TASK TO CARRY OUT.
Set down each line of the data below exactly as it stands, dropping the pictures.

EXCERPTED DATA.
%%

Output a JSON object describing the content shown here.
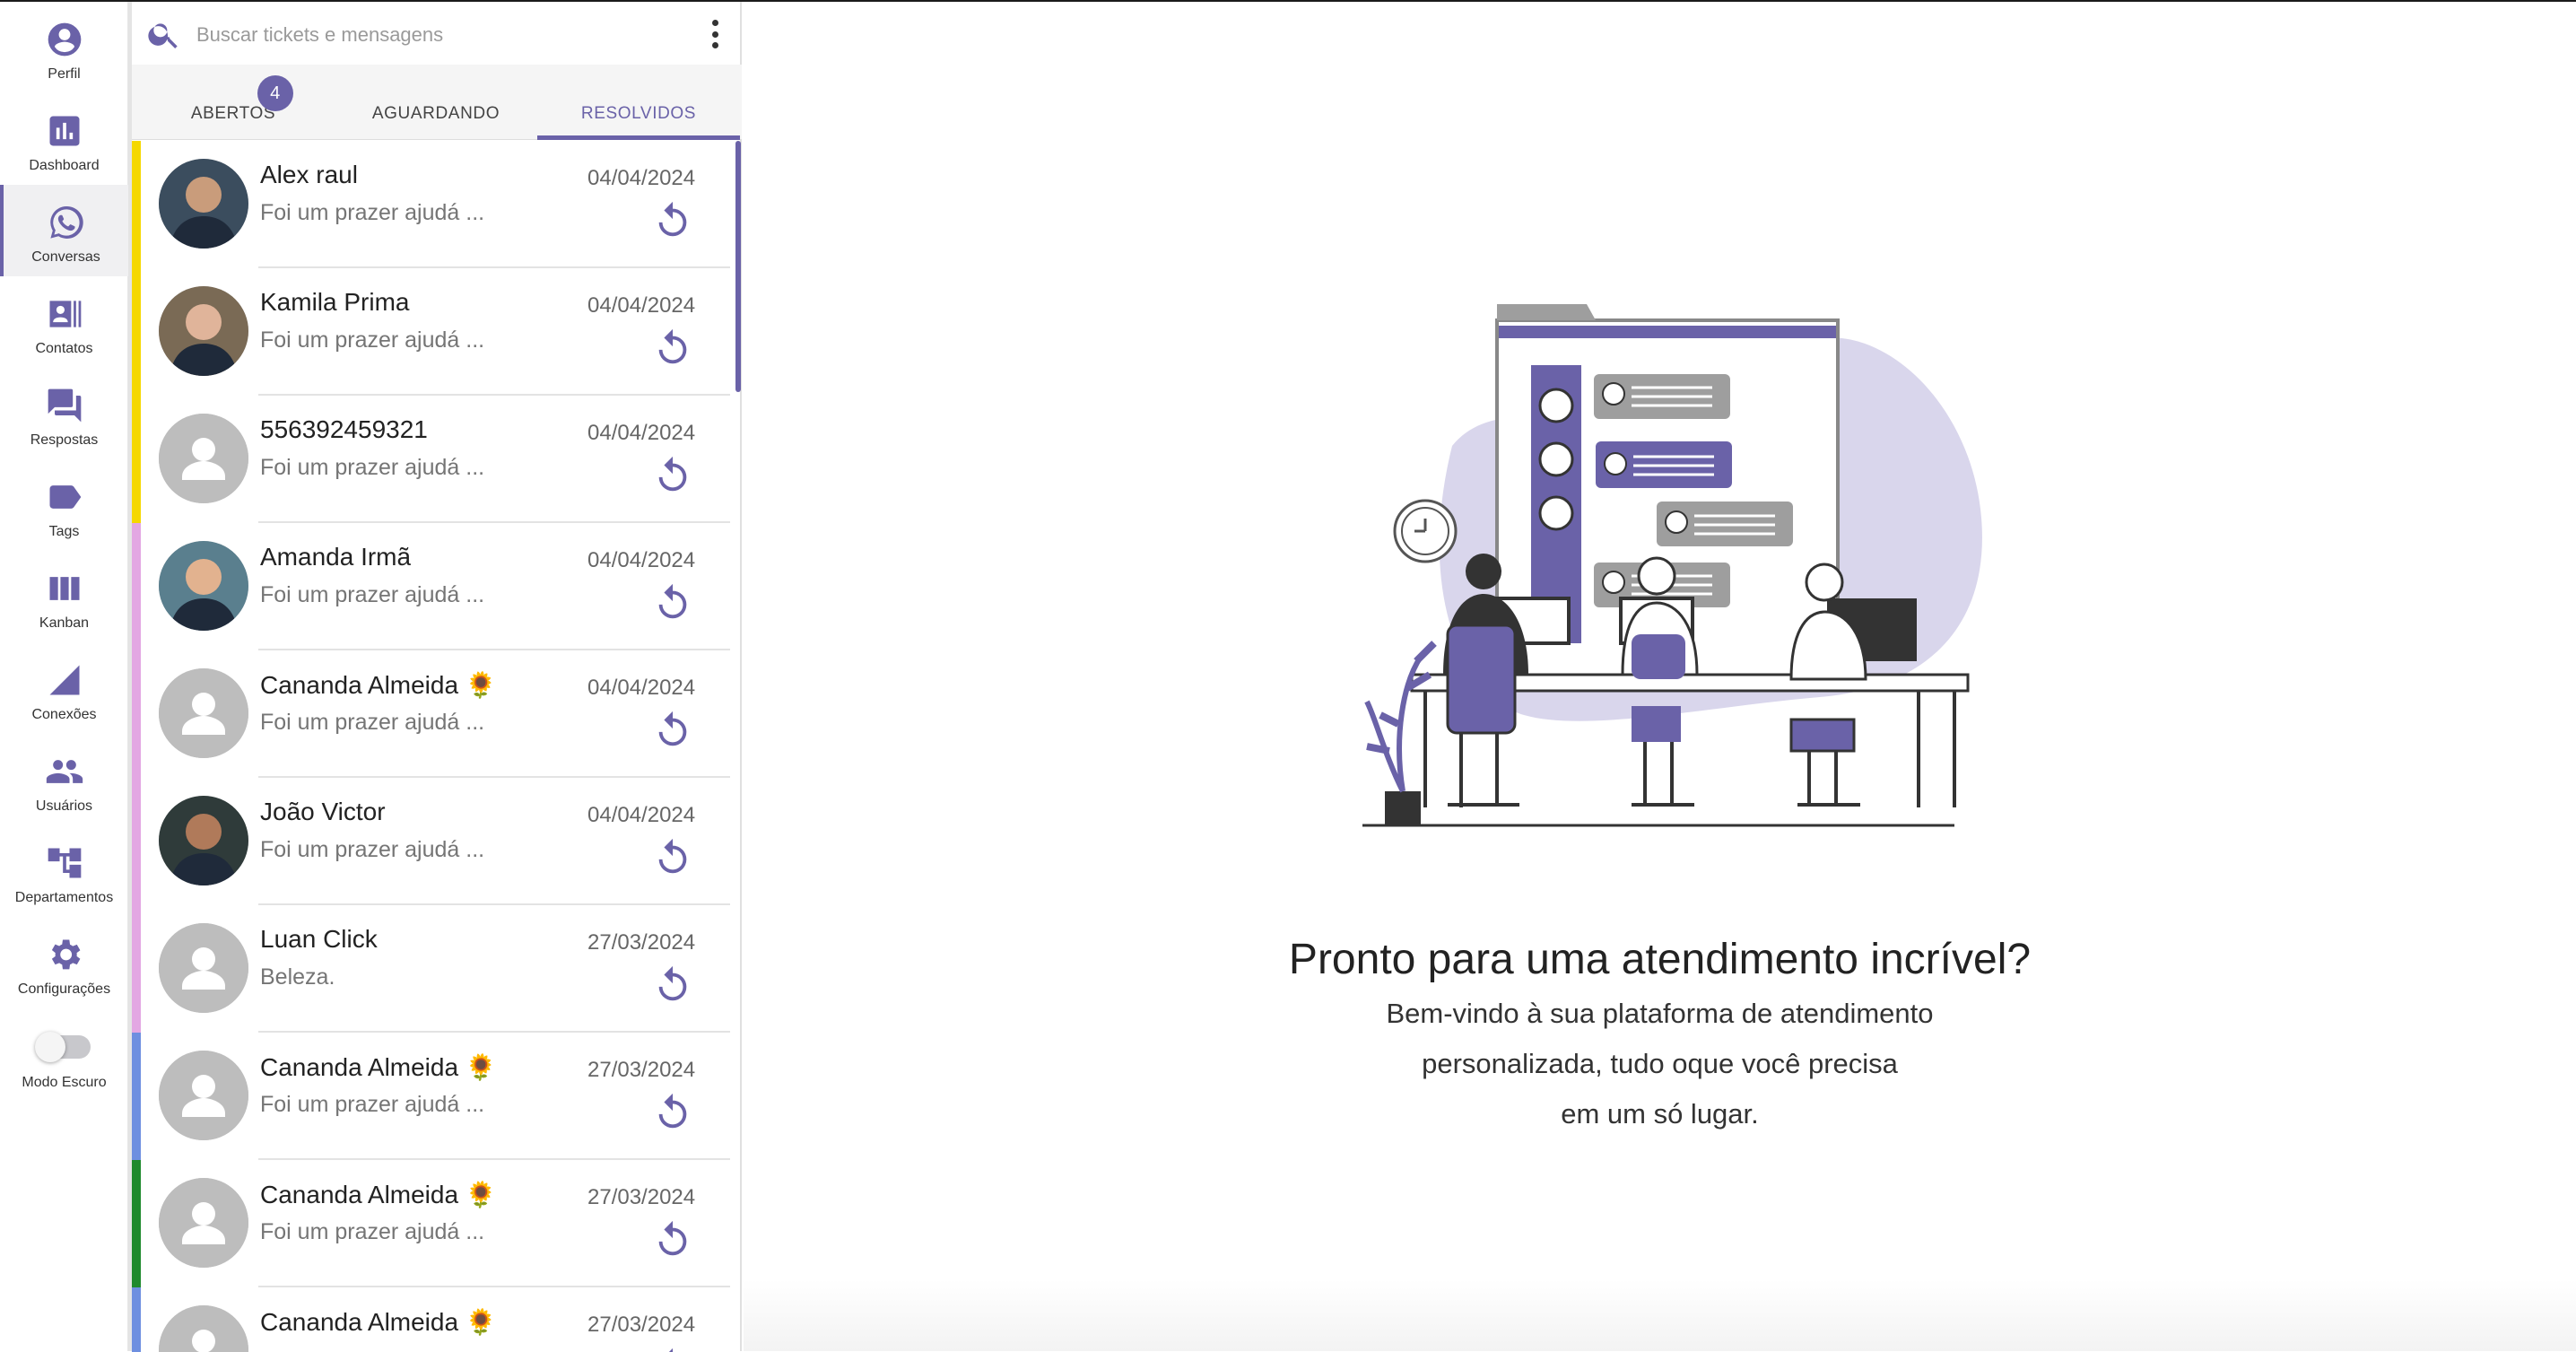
{
  "sidebar": {
    "items": [
      {
        "label": "Perfil",
        "icon": "user-circle-icon"
      },
      {
        "label": "Dashboard",
        "icon": "bar-chart-icon"
      },
      {
        "label": "Conversas",
        "icon": "whatsapp-icon"
      },
      {
        "label": "Contatos",
        "icon": "contacts-icon"
      },
      {
        "label": "Respostas",
        "icon": "chat-bubbles-icon"
      },
      {
        "label": "Tags",
        "icon": "tag-icon"
      },
      {
        "label": "Kanban",
        "icon": "kanban-icon"
      },
      {
        "label": "Conexões",
        "icon": "signal-icon"
      },
      {
        "label": "Usuários",
        "icon": "users-icon"
      },
      {
        "label": "Departamentos",
        "icon": "tree-icon"
      },
      {
        "label": "Configurações",
        "icon": "gear-icon"
      },
      {
        "label": "Modo Escuro",
        "icon": "toggle-icon"
      }
    ],
    "active": "Conversas",
    "dark_mode": false
  },
  "search": {
    "placeholder": "Buscar tickets e mensagens"
  },
  "tabs": [
    {
      "label": "ABERTOS",
      "badge": "4"
    },
    {
      "label": "AGUARDANDO"
    },
    {
      "label": "RESOLVIDOS",
      "active": true
    }
  ],
  "tickets": [
    {
      "name": "Alex raul",
      "message": "Foi um prazer ajudá ...",
      "date": "04/04/2024",
      "color": "#f5d800",
      "avatar": "photo"
    },
    {
      "name": "Kamila Prima",
      "message": "Foi um prazer ajudá ...",
      "date": "04/04/2024",
      "color": "#f5d800",
      "avatar": "photo"
    },
    {
      "name": "556392459321",
      "message": "Foi um prazer ajudá ...",
      "date": "04/04/2024",
      "color": "#f5d800",
      "avatar": "default"
    },
    {
      "name": "Amanda Irmã",
      "message": "Foi um prazer ajudá ...",
      "date": "04/04/2024",
      "color": "#e3a7e3",
      "avatar": "photo"
    },
    {
      "name": "Cananda Almeida 🌻",
      "message": "Foi um prazer ajudá ...",
      "date": "04/04/2024",
      "color": "#e3a7e3",
      "avatar": "default"
    },
    {
      "name": "João Victor",
      "message": "Foi um prazer ajudá ...",
      "date": "04/04/2024",
      "color": "#e3a7e3",
      "avatar": "photo"
    },
    {
      "name": "Luan Click",
      "message": "Beleza.",
      "date": "27/03/2024",
      "color": "#e3a7e3",
      "avatar": "default"
    },
    {
      "name": "Cananda Almeida 🌻",
      "message": "Foi um prazer ajudá ...",
      "date": "27/03/2024",
      "color": "#6e8fe0",
      "avatar": "default"
    },
    {
      "name": "Cananda Almeida 🌻",
      "message": "Foi um prazer ajudá ...",
      "date": "27/03/2024",
      "color": "#1f8a2d",
      "avatar": "default"
    },
    {
      "name": "Cananda Almeida 🌻",
      "message": "",
      "date": "27/03/2024",
      "color": "#6e8fe0",
      "avatar": "default"
    }
  ],
  "welcome": {
    "title": "Pronto para uma atendimento incrível?",
    "line1": "Bem-vindo à sua plataforma de atendimento",
    "line2": "personalizada, tudo oque você precisa",
    "line3": "em um só lugar."
  },
  "colors": {
    "accent": "#6a62a8",
    "blob": "#d9d6ec"
  }
}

%%

WRITTEN ANSWER.
Output a JSON object describing the content shown here.
{
  "sidebar": {
    "items": [
      {
        "label": "Perfil",
        "icon": "user-circle-icon"
      },
      {
        "label": "Dashboard",
        "icon": "bar-chart-icon"
      },
      {
        "label": "Conversas",
        "icon": "whatsapp-icon"
      },
      {
        "label": "Contatos",
        "icon": "contacts-icon"
      },
      {
        "label": "Respostas",
        "icon": "chat-bubbles-icon"
      },
      {
        "label": "Tags",
        "icon": "tag-icon"
      },
      {
        "label": "Kanban",
        "icon": "kanban-icon"
      },
      {
        "label": "Conexões",
        "icon": "signal-icon"
      },
      {
        "label": "Usuários",
        "icon": "users-icon"
      },
      {
        "label": "Departamentos",
        "icon": "tree-icon"
      },
      {
        "label": "Configurações",
        "icon": "gear-icon"
      },
      {
        "label": "Modo Escuro",
        "icon": "toggle-icon"
      }
    ],
    "active": "Conversas",
    "dark_mode": false
  },
  "search": {
    "placeholder": "Buscar tickets e mensagens"
  },
  "tabs": [
    {
      "label": "ABERTOS",
      "badge": "4"
    },
    {
      "label": "AGUARDANDO"
    },
    {
      "label": "RESOLVIDOS",
      "active": true
    }
  ],
  "tickets": [
    {
      "name": "Alex raul",
      "message": "Foi um prazer ajudá ...",
      "date": "04/04/2024",
      "color": "#f5d800",
      "avatar": "photo"
    },
    {
      "name": "Kamila Prima",
      "message": "Foi um prazer ajudá ...",
      "date": "04/04/2024",
      "color": "#f5d800",
      "avatar": "photo"
    },
    {
      "name": "556392459321",
      "message": "Foi um prazer ajudá ...",
      "date": "04/04/2024",
      "color": "#f5d800",
      "avatar": "default"
    },
    {
      "name": "Amanda Irmã",
      "message": "Foi um prazer ajudá ...",
      "date": "04/04/2024",
      "color": "#e3a7e3",
      "avatar": "photo"
    },
    {
      "name": "Cananda Almeida 🌻",
      "message": "Foi um prazer ajudá ...",
      "date": "04/04/2024",
      "color": "#e3a7e3",
      "avatar": "default"
    },
    {
      "name": "João Victor",
      "message": "Foi um prazer ajudá ...",
      "date": "04/04/2024",
      "color": "#e3a7e3",
      "avatar": "photo"
    },
    {
      "name": "Luan Click",
      "message": "Beleza.",
      "date": "27/03/2024",
      "color": "#e3a7e3",
      "avatar": "default"
    },
    {
      "name": "Cananda Almeida 🌻",
      "message": "Foi um prazer ajudá ...",
      "date": "27/03/2024",
      "color": "#6e8fe0",
      "avatar": "default"
    },
    {
      "name": "Cananda Almeida 🌻",
      "message": "Foi um prazer ajudá ...",
      "date": "27/03/2024",
      "color": "#1f8a2d",
      "avatar": "default"
    },
    {
      "name": "Cananda Almeida 🌻",
      "message": "",
      "date": "27/03/2024",
      "color": "#6e8fe0",
      "avatar": "default"
    }
  ],
  "welcome": {
    "title": "Pronto para uma atendimento incrível?",
    "line1": "Bem-vindo à sua plataforma de atendimento",
    "line2": "personalizada, tudo oque você precisa",
    "line3": "em um só lugar."
  },
  "colors": {
    "accent": "#6a62a8",
    "blob": "#d9d6ec"
  }
}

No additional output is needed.